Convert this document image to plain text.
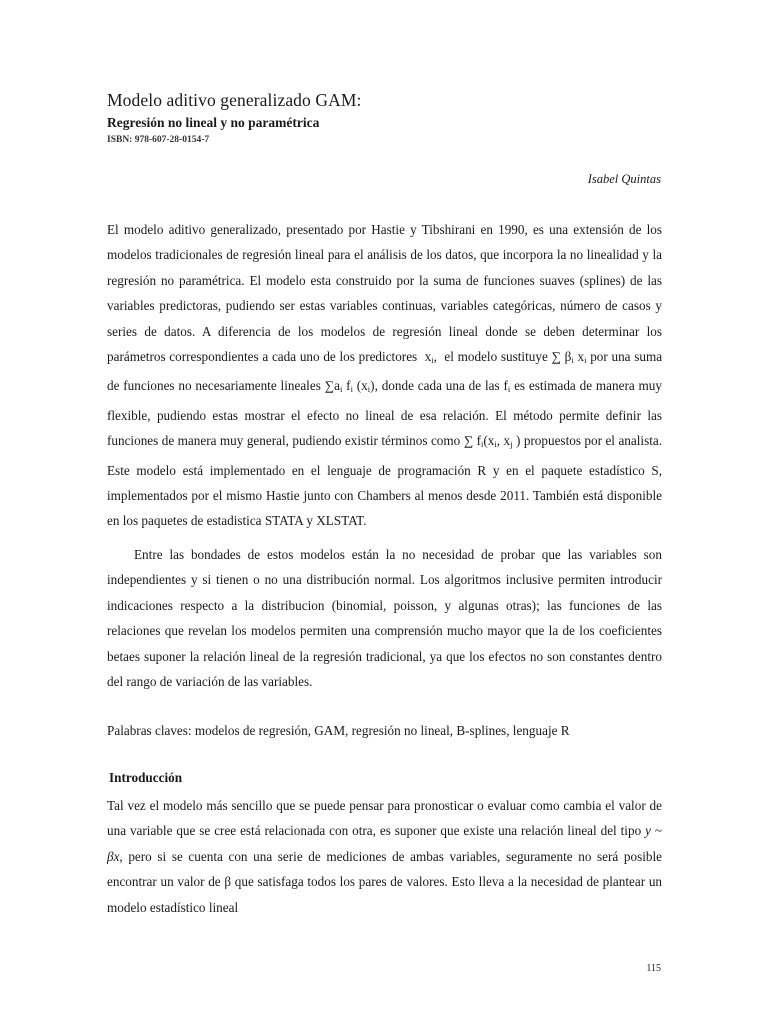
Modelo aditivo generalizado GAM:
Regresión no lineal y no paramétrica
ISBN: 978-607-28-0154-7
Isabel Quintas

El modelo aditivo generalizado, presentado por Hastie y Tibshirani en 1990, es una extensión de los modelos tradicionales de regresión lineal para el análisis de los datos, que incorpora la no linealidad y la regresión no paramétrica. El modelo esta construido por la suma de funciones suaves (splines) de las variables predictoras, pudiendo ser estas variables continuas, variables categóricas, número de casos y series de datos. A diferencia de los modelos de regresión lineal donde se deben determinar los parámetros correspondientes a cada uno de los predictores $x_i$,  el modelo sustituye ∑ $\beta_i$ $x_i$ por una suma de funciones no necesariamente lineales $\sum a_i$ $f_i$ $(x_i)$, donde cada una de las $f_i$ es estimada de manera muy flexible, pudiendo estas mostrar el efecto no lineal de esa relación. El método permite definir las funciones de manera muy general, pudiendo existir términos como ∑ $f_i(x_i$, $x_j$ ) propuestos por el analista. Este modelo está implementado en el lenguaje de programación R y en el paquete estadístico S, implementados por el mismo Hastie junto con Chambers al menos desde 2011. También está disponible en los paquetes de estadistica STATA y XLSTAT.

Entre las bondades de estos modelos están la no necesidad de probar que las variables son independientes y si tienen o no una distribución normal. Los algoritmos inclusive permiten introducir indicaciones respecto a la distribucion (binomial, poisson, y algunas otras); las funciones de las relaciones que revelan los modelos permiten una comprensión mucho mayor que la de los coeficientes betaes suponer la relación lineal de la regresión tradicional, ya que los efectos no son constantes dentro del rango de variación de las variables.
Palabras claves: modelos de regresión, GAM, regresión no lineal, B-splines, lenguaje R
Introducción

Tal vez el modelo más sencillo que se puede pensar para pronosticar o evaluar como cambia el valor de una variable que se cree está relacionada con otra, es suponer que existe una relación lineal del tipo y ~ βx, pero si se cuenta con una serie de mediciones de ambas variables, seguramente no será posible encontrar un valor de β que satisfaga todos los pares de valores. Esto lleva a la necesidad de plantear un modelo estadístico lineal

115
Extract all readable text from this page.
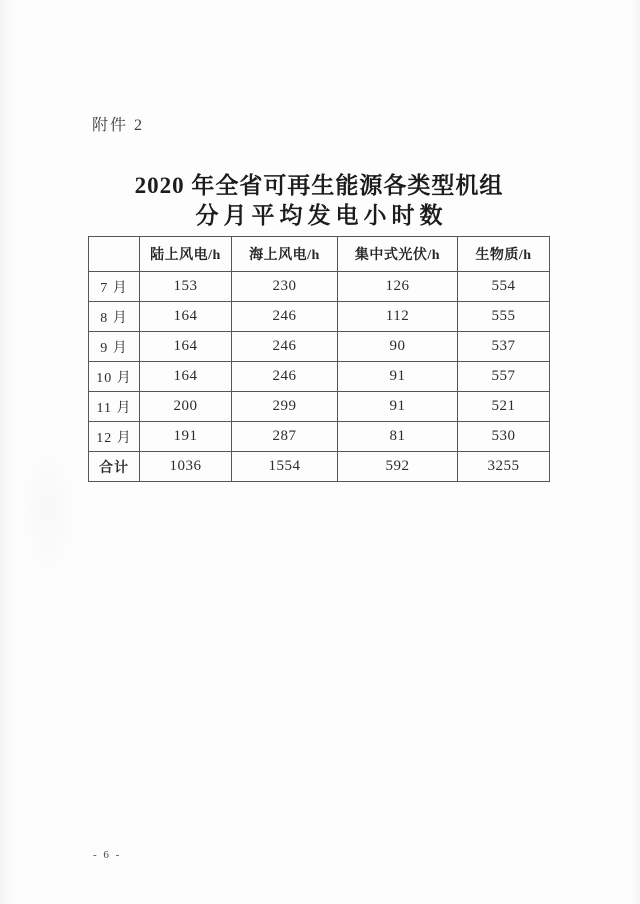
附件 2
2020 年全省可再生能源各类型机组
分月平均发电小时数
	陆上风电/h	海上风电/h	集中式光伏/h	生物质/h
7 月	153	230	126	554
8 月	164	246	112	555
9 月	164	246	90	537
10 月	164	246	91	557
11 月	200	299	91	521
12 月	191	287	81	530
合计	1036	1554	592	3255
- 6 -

● Directions
Please retype, exactly and with the pictures left out, the lines from the line containing "Extract all readable text from this page." through the last line of the records above.

● Result below
Extract all readable text from this page.
附件 2
2020 年全省可再生能源各类型机组
分月平均发电小时数
	陆上风电/h	海上风电/h	集中式光伏/h	生物质/h
7 月	153	230	126	554
8 月	164	246	112	555
9 月	164	246	90	537
10 月	164	246	91	557
11 月	200	299	91	521
12 月	191	287	81	530
合计	1036	1554	592	3255
- 6 -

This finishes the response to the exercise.